* [TAREAS]:
• A. Copia de nuevo el fragmento de la reseña sobre Finales felices que empieza con "Pero hay más, porque" y termina con "y desencuentros enriquecedores.", pero cambia "discurso" por "relato".
• B. Responde estas preguntas con lo que dice la reseña sobre Finales felices:
(i) ¿En qué categoría del certamen ganó el libro?
(ii) ¿Cuántas páginas tiene el volumen?
(iii) ¿Con qué dos autores se vincula a Laguna Correa?
• C. Prolonga la reseña sobre Finales felices a partir de donde termina.

* [TEXTO PARA LEER]:
-- -- --

Literatura. Crítica.
Por Waldo González López…
Merecedor del premio en el II Certamen Literario de la National Literary Prize of the North American Academy of the Spanish Language (ANLE), en la categoría Microrrelatos (2012), Finales felices, del narrador mexicano Francisco Laguna Correa, constituye una tácita prueba de la salud del subgénero en Latinoamérica.
El Jurado —integrado por María del Rocío Oviedo, Violeta Rojo, Rosa Tezanos-Pinto y Francisco Muñoz— en su veredicto, consideró el título “merecedor del premio por su calidad literaria, por su estilo poco convencional y porque en sus mínimas narraciones ofrece originalidad, lirismo, sorpresa e ironía”.
Cierto. Justamente, entre las cualidades que ostenta el breve volumen (apenas 89 páginas) resaltan, además: la sugerencia y la alusión (recursos empleados por el también poeta), como la síntesis y la intensidad, tal el fino humor, entre otros que enriquecen su sugerente prosa, aunada al lirismo enunciado en su acta, por el Jurado.
Pero hay más, porque su filiación con Cortázar (Rayuela) y, en particular, con Roland Barthes, impulsa a Laguna Correa a fragmentar, deconstruir y reconstruir su discurso, en virtud de que los personajes aparecen y desaparecen en/de sus narraciones, como un vis a vis de encuentros y desencuentros enriquecedores.

-- -- --

* [ENTRADAS EXTRAÍDAS]:
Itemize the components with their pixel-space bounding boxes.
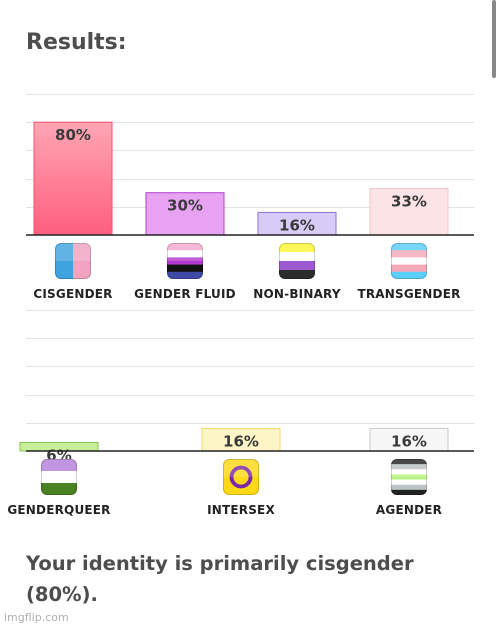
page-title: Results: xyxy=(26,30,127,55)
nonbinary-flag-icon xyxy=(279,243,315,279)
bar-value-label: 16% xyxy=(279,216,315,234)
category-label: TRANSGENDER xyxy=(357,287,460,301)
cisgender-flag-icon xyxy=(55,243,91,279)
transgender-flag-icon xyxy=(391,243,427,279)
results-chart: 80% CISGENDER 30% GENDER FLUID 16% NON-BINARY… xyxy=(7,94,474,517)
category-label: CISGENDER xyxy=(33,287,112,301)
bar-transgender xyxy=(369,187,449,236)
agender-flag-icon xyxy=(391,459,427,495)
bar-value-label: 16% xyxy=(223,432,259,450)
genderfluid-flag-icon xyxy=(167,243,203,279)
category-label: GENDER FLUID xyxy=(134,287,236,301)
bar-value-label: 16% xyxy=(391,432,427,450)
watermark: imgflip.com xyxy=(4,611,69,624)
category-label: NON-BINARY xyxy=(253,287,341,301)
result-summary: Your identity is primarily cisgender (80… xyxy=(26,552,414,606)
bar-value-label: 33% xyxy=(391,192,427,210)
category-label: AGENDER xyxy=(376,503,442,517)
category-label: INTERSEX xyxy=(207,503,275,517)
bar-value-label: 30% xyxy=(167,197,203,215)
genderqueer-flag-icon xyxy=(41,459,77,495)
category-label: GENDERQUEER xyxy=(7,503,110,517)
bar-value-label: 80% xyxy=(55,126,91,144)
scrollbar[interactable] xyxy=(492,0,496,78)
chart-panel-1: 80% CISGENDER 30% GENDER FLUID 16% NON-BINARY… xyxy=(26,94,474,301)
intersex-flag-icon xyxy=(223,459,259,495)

-- -- --

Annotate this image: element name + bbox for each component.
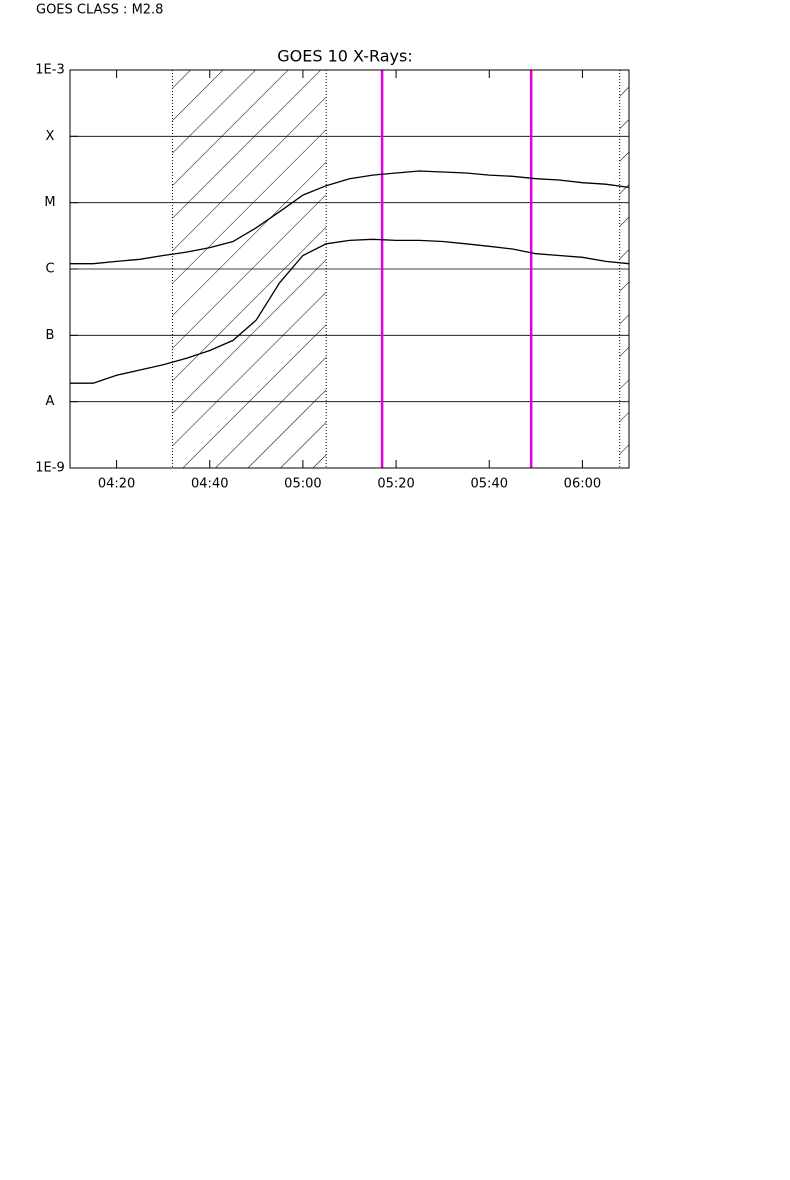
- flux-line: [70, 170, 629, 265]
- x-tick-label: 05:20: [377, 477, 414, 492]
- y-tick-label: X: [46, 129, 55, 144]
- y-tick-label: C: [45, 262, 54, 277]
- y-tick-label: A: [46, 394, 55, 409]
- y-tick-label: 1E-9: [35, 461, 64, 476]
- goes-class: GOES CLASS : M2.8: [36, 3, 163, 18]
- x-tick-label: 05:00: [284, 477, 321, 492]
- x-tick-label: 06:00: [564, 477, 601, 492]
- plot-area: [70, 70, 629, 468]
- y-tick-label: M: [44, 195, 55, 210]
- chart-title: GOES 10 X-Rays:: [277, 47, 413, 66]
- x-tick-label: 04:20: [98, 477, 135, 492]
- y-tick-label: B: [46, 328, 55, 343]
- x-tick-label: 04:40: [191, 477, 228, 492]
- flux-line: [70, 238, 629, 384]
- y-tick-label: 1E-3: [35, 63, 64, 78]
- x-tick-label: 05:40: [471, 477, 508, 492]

-- -- --

* [RESULTADOS]:
• A.
Pero hay más, porque su filiación con Cortázar (Rayuela) y, en particular, con Roland Barthes, impulsa a Laguna Correa a fragmentar, deconstruir y reconstruir su relato, en virtud de que los personajes aparecen y desaparecen en/de sus narraciones, como un vis a vis de encuentros y desencuentros enriquecedores.

• B.
(i) Microrrelatos.
(ii) Apenas 89 páginas.
(iii) Con Cortázar y con Roland Barthes.

• C.
Sus minirrelatos apenas ofrecen pistas que, también apenas, “iluminan”, con alegorías, la aparente “oscuridad”, preferida por algunos importantes poetas, como el cubano Eliseo Diego: la prueba al canto la corrobora Oscuro esplendor, uno de los mejores cuadernos de Diego.
Los textos se relacionan entre sí, pero el lector (no el “hembra”, tal denominara el propio Cortázar al pusilánime, por así decirlo) solo lo percibe cuando continúa su recorrido y corrobora que los temas poseen, de algún modo, afinidad.
Desde el inicial “Prólogo a quemarropa” hasta el conclusivo “Final feliz”, logra integrar un sintético e intenso, mas no extenso, haz de brevísimos textos, signados por las cualidades antes apuntadas por el jurado y otras añadidas por este crítico, según veremos más adelante.
En los dos textos precursores, el autor se dirige al lector con sendos introitos que, a un tiempo, resultan igualmente microrrelatos, gracias a la fusión genérica y al amplio conocimiento de la narrativa contemporánea en virtud de sus múltiples lecturas, según se evidencia en el libro. Con ello, no pierde tiempo en introducir al lector en sus deliciosas piezas.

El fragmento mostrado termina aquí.